Instructions to follow – Your task is to transcribe all the entries exactly, excluding pictures.
** START **
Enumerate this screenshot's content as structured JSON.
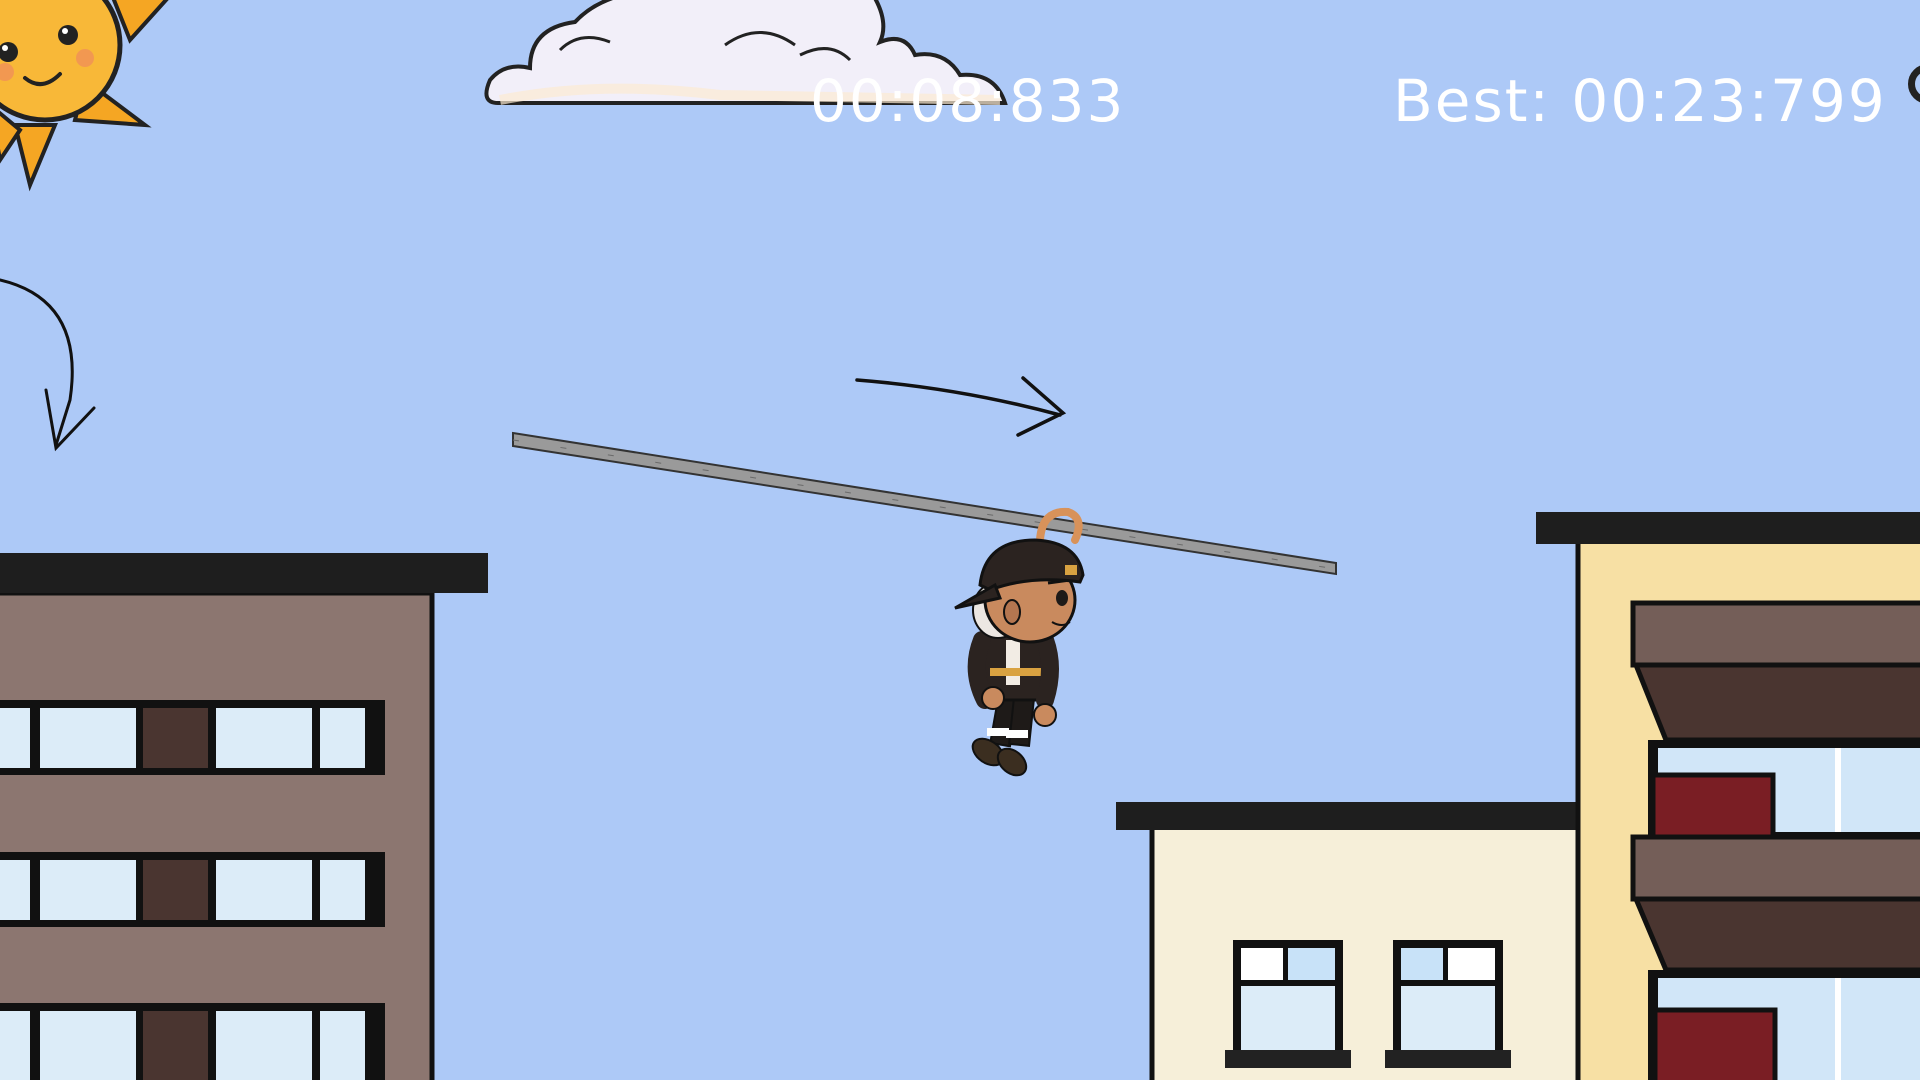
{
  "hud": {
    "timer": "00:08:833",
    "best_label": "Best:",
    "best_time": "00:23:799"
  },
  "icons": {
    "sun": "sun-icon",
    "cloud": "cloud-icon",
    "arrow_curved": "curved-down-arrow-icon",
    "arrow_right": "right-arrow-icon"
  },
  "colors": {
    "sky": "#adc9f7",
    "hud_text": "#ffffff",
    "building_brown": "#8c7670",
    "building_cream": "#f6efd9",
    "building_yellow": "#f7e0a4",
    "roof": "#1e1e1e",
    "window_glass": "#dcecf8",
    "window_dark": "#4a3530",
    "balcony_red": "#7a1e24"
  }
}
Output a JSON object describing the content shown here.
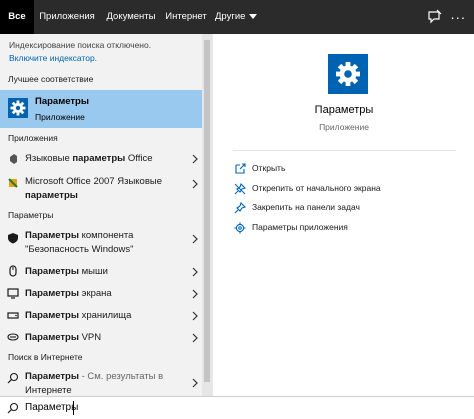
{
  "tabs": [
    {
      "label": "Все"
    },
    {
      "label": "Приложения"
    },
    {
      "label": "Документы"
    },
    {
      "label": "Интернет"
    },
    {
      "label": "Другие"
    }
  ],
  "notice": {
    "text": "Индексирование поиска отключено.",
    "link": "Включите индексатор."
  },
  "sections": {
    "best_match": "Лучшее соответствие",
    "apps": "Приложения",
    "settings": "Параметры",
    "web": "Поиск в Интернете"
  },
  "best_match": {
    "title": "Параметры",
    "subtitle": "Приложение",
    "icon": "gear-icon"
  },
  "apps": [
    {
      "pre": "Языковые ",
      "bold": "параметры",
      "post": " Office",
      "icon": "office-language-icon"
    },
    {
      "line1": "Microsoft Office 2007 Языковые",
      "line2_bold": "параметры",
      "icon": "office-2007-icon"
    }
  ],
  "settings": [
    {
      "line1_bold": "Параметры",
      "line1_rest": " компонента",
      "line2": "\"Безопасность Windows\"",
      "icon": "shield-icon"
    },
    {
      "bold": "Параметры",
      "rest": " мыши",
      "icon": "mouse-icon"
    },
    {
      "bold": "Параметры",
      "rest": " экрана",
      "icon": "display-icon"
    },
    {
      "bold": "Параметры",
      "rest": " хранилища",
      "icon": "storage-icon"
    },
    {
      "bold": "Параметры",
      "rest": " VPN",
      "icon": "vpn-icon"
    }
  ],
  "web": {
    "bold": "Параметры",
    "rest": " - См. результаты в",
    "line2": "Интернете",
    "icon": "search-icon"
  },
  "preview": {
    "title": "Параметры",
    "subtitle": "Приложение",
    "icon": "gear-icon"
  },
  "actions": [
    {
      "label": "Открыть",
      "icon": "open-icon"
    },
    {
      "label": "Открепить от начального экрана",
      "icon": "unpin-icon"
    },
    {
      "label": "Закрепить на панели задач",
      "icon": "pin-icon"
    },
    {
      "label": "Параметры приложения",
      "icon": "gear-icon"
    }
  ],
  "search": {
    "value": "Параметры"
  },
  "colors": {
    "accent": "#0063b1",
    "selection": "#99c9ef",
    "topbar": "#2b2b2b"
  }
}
** END **
Result of the exercise –
Enumerate this screenshot's content as structured JSON.
{
  "hud": {
    "timer": "00:08:833",
    "best_label": "Best:",
    "best_time": "00:23:799"
  },
  "icons": {
    "sun": "sun-icon",
    "cloud": "cloud-icon",
    "arrow_curved": "curved-down-arrow-icon",
    "arrow_right": "right-arrow-icon"
  },
  "colors": {
    "sky": "#adc9f7",
    "hud_text": "#ffffff",
    "building_brown": "#8c7670",
    "building_cream": "#f6efd9",
    "building_yellow": "#f7e0a4",
    "roof": "#1e1e1e",
    "window_glass": "#dcecf8",
    "window_dark": "#4a3530",
    "balcony_red": "#7a1e24"
  }
}
Output a JSON object describing the content shown here.
{
  "tabs": [
    {
      "label": "Все"
    },
    {
      "label": "Приложения"
    },
    {
      "label": "Документы"
    },
    {
      "label": "Интернет"
    },
    {
      "label": "Другие"
    }
  ],
  "notice": {
    "text": "Индексирование поиска отключено.",
    "link": "Включите индексатор."
  },
  "sections": {
    "best_match": "Лучшее соответствие",
    "apps": "Приложения",
    "settings": "Параметры",
    "web": "Поиск в Интернете"
  },
  "best_match": {
    "title": "Параметры",
    "subtitle": "Приложение",
    "icon": "gear-icon"
  },
  "apps": [
    {
      "pre": "Языковые ",
      "bold": "параметры",
      "post": " Office",
      "icon": "office-language-icon"
    },
    {
      "line1": "Microsoft Office 2007 Языковые",
      "line2_bold": "параметры",
      "icon": "office-2007-icon"
    }
  ],
  "settings": [
    {
      "line1_bold": "Параметры",
      "line1_rest": " компонента",
      "line2": "\"Безопасность Windows\"",
      "icon": "shield-icon"
    },
    {
      "bold": "Параметры",
      "rest": " мыши",
      "icon": "mouse-icon"
    },
    {
      "bold": "Параметры",
      "rest": " экрана",
      "icon": "display-icon"
    },
    {
      "bold": "Параметры",
      "rest": " хранилища",
      "icon": "storage-icon"
    },
    {
      "bold": "Параметры",
      "rest": " VPN",
      "icon": "vpn-icon"
    }
  ],
  "web": {
    "bold": "Параметры",
    "rest": " - См. результаты в",
    "line2": "Интернете",
    "icon": "search-icon"
  },
  "preview": {
    "title": "Параметры",
    "subtitle": "Приложение",
    "icon": "gear-icon"
  },
  "actions": [
    {
      "label": "Открыть",
      "icon": "open-icon"
    },
    {
      "label": "Открепить от начального экрана",
      "icon": "unpin-icon"
    },
    {
      "label": "Закрепить на панели задач",
      "icon": "pin-icon"
    },
    {
      "label": "Параметры приложения",
      "icon": "gear-icon"
    }
  ],
  "search": {
    "value": "Параметры"
  },
  "colors": {
    "accent": "#0063b1",
    "selection": "#99c9ef",
    "topbar": "#2b2b2b"
  }
}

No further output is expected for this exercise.